Stored entries
------------------------------------
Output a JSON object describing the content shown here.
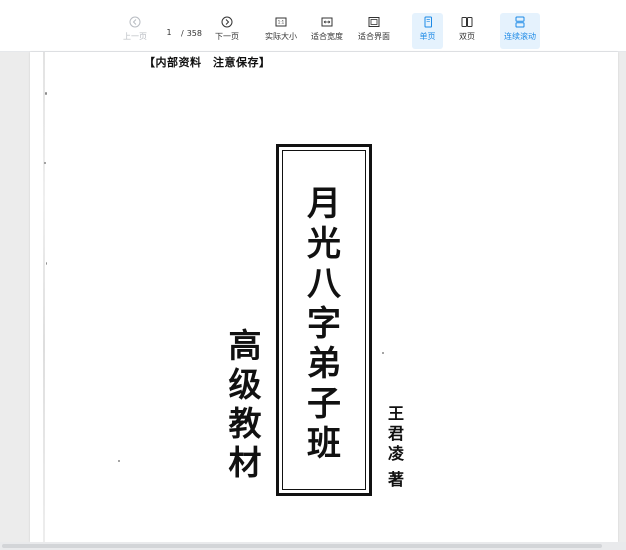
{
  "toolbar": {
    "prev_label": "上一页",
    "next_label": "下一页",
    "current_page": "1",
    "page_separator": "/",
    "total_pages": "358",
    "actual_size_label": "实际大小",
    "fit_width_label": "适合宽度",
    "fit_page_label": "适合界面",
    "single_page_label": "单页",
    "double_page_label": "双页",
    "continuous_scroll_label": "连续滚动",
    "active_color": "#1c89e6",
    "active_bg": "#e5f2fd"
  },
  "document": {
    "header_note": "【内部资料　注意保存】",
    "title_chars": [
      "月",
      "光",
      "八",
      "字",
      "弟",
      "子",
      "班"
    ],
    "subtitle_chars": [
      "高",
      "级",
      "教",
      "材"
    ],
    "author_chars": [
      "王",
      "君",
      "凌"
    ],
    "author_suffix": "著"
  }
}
------------------------------------
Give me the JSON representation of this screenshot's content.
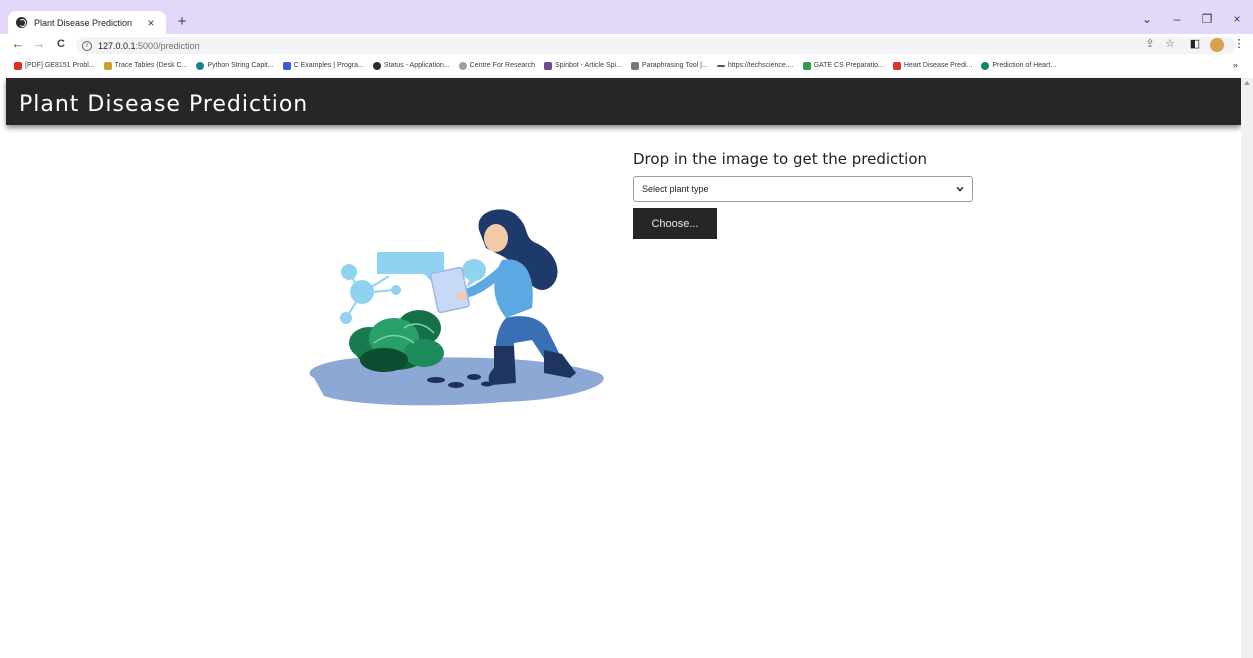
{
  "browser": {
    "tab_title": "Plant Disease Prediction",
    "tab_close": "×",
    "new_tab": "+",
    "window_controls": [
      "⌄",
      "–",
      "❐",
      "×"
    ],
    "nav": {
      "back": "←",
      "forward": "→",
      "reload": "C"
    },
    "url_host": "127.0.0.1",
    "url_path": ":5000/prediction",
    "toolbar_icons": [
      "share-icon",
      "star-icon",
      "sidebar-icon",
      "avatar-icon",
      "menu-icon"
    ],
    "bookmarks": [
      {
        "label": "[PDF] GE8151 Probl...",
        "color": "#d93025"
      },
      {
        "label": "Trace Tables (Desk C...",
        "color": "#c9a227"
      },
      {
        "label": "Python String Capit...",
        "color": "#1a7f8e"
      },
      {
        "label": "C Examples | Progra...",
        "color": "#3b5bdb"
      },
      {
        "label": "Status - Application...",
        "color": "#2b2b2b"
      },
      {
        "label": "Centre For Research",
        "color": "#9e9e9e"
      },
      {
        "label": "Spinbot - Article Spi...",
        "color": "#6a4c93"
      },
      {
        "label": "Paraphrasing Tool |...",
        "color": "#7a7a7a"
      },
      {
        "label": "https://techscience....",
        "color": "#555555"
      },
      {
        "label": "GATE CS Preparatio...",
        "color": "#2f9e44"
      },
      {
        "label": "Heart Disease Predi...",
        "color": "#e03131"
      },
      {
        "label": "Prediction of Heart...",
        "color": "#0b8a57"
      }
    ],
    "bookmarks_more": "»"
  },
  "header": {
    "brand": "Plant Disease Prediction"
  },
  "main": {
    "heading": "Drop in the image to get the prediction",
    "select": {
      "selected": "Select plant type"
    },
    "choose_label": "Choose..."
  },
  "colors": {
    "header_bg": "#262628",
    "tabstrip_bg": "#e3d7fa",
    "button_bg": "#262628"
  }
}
------------------------------------
→ **What to do**
Pick out and copy the lines of the material that include the word "content".

→ **Correct response**
Output a JSON object describing the content shown here.
Give me the JSON representation of this screenshot's content.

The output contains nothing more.